* [EXERCISE GOAL]
Locate the word "text" in the material, then show every line that holds it.

* [MATERIAL TO PROCESS]
******

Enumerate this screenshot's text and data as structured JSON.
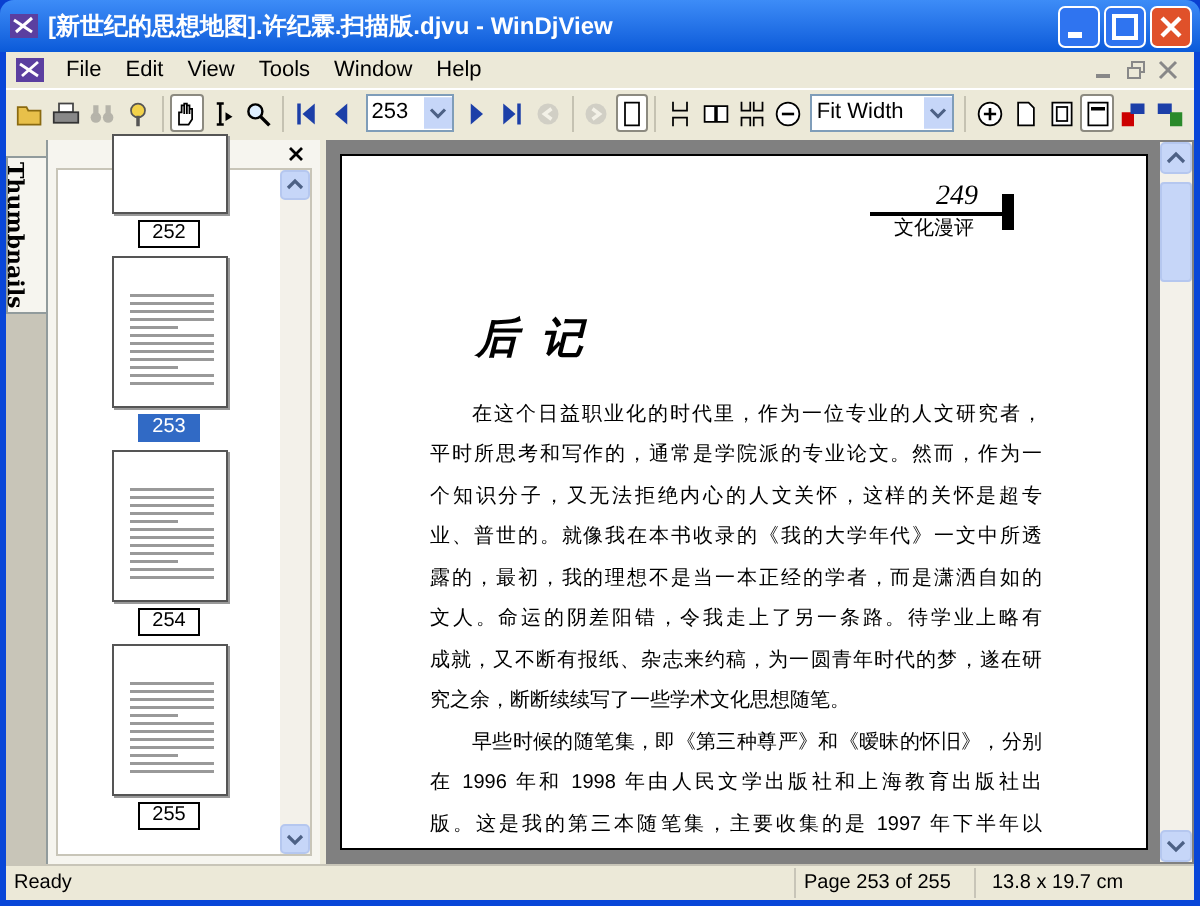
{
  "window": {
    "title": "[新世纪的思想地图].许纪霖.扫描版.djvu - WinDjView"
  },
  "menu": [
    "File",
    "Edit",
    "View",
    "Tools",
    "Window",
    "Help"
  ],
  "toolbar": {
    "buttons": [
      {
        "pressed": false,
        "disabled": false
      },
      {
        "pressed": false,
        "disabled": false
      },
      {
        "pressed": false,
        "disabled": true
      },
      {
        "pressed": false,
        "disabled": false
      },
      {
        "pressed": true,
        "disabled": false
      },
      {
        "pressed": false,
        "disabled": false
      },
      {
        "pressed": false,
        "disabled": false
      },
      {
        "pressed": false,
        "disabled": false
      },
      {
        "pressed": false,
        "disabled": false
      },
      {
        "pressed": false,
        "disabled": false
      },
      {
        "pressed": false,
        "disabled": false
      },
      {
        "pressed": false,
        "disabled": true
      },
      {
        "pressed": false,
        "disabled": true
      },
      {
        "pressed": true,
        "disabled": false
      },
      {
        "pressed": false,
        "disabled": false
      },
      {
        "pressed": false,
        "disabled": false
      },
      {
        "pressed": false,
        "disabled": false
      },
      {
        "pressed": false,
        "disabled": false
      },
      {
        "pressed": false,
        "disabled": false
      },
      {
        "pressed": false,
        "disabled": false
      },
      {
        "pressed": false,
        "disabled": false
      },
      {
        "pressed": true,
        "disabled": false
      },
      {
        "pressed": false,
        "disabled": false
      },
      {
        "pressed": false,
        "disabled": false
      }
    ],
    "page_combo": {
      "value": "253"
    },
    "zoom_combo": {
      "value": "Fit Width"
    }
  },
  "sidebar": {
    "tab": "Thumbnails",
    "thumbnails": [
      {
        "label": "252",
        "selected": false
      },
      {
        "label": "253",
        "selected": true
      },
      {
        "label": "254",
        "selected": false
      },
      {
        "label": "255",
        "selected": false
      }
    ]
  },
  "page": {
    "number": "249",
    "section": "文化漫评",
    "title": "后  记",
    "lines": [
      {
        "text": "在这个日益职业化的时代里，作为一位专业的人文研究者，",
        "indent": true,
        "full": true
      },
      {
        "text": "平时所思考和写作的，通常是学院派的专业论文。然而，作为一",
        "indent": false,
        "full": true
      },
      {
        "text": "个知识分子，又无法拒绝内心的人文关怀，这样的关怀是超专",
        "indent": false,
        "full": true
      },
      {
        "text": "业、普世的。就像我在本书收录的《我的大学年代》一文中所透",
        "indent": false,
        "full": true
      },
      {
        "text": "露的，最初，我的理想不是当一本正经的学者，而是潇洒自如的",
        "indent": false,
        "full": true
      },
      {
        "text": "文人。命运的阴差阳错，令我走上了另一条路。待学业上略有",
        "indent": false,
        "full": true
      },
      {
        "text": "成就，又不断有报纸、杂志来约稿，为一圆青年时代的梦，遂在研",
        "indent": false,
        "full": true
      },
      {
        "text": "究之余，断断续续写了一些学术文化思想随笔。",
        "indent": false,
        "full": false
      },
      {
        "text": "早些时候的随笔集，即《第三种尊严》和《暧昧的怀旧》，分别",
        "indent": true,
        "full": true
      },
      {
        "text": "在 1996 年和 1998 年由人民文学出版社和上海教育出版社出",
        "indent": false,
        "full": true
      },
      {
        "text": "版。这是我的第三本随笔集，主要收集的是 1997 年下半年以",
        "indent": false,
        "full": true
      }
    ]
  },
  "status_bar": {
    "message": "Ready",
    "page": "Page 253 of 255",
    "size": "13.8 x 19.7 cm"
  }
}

******

* [FINAL ANSWER]
Enumerate this screenshot's text and data as structured JSON.
        "text": "在这个日益职业化的时代里，作为一位专业的人文研究者，",
        "text": "平时所思考和写作的，通常是学院派的专业论文。然而，作为一",
        "text": "个知识分子，又无法拒绝内心的人文关怀，这样的关怀是超专",
        "text": "业、普世的。就像我在本书收录的《我的大学年代》一文中所透",
        "text": "露的，最初，我的理想不是当一本正经的学者，而是潇洒自如的",
        "text": "文人。命运的阴差阳错，令我走上了另一条路。待学业上略有",
        "text": "成就，又不断有报纸、杂志来约稿，为一圆青年时代的梦，遂在研",
        "text": "究之余，断断续续写了一些学术文化思想随笔。",
        "text": "早些时候的随笔集，即《第三种尊严》和《暧昧的怀旧》，分别",
        "text": "在 1996 年和 1998 年由人民文学出版社和上海教育出版社出",
        "text": "版。这是我的第三本随笔集，主要收集的是 1997 年下半年以",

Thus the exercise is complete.